Kicked my Olympic activities off with a couple of overpriced ($9 a can) beers at the “Irish House” opening last night. Ran into some friends like Cole and Jakob from Nordica Photography, met some lovely new people and just soaked in the Olympic buzz that has descended on this fair city like vultures on a zebra carcass (weird simile, but it’ll do!).
For some images of some of the visitors to Irish House for the opening last night, check out this post by the fellas from “Nordica Photography”.
From there it was off to the mouth of False Creek to photograph “Vectorial Elevation” – one of the most visible art installations present in Vancouver as part of the Vancouver 2010 Cultural Olympiad. The piece is hard to miss from pretty much anywhere in town once the sun goes down. We’re talking 20 huge searchlights shooting straight into the air (Batman call style) forming various patterns which we, the public can control via an online wizard.
As described on the official website:
Vectorial Elevation is an interactive artwork that allows participants to transform the sky over Vancouver, Canada. Using a three-dimensional interface, this web site lets you design huge light sculptures by directing 20 robotic searchlights located around English Bay. A web page is made for each participant with photos of their design from four cameras located around the city.

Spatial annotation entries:
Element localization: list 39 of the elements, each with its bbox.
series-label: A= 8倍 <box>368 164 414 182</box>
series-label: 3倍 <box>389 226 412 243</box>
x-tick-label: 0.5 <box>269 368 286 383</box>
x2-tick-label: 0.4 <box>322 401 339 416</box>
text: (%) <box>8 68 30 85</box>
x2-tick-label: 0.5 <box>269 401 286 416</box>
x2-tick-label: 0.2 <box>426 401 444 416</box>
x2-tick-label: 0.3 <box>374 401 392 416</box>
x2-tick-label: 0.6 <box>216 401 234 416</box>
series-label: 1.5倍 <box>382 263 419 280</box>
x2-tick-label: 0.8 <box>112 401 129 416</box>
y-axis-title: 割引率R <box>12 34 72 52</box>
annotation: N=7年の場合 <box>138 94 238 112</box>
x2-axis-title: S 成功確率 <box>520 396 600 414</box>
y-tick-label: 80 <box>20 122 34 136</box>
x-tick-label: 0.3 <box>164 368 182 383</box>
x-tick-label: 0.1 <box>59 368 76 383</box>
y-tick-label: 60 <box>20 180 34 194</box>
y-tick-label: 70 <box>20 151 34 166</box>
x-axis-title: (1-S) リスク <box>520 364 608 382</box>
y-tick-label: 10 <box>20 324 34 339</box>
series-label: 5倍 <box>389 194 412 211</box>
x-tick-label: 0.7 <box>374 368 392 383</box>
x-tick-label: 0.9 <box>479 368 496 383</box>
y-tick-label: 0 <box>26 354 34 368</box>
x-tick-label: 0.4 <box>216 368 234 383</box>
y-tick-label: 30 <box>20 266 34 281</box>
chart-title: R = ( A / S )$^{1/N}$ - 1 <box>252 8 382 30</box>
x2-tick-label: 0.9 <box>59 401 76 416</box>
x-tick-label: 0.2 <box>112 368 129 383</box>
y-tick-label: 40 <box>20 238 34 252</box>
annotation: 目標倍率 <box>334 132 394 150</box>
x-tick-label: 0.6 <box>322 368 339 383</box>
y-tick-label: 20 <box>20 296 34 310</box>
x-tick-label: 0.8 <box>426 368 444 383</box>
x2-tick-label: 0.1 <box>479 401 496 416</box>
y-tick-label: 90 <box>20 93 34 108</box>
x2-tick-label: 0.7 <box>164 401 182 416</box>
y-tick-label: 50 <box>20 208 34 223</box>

(ACTIONS TO TAKE)
• A. From the Vancouver Olympics post, reproduce the passage from "As described on" up to and including "around the city.".
• B. According to the Vancouver Olympics post, how many robotic searchlights does Vectorial Elevation use?

(TASK-BY-TASK RESULTS)
• A.
As described on the official website:
Vectorial Elevation is an interactive artwork that allows participants to transform the sky over Vancouver, Canada. Using a three-dimensional interface, this web site lets you design huge light sculptures by directing 20 robotic searchlights located around English Bay. A web page is made for each participant with photos of their design from four cameras located around the city.

• B. 20